Saved data entries
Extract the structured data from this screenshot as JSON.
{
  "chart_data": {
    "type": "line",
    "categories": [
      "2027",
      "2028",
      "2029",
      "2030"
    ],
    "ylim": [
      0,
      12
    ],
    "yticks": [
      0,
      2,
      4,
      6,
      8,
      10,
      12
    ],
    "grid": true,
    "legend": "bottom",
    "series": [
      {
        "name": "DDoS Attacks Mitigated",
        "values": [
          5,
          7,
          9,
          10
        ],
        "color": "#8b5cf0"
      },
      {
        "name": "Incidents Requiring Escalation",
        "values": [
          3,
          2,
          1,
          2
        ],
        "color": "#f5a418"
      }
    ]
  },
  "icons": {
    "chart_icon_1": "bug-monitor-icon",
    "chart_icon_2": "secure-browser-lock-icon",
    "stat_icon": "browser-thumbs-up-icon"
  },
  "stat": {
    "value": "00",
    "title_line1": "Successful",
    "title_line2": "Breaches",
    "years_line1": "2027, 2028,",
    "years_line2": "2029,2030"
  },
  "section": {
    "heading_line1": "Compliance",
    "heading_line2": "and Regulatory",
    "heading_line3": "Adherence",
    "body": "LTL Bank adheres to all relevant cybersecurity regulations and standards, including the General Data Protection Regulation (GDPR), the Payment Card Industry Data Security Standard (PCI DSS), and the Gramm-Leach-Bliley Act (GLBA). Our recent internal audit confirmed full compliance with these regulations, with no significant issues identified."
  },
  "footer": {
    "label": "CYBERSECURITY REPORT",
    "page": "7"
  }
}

**To be done**
Pull out every line of the entries that includes the word "name".

**Exercise output**
        "name": "DDoS Attacks Mitigated",
        "name": "Incidents Requiring Escalation",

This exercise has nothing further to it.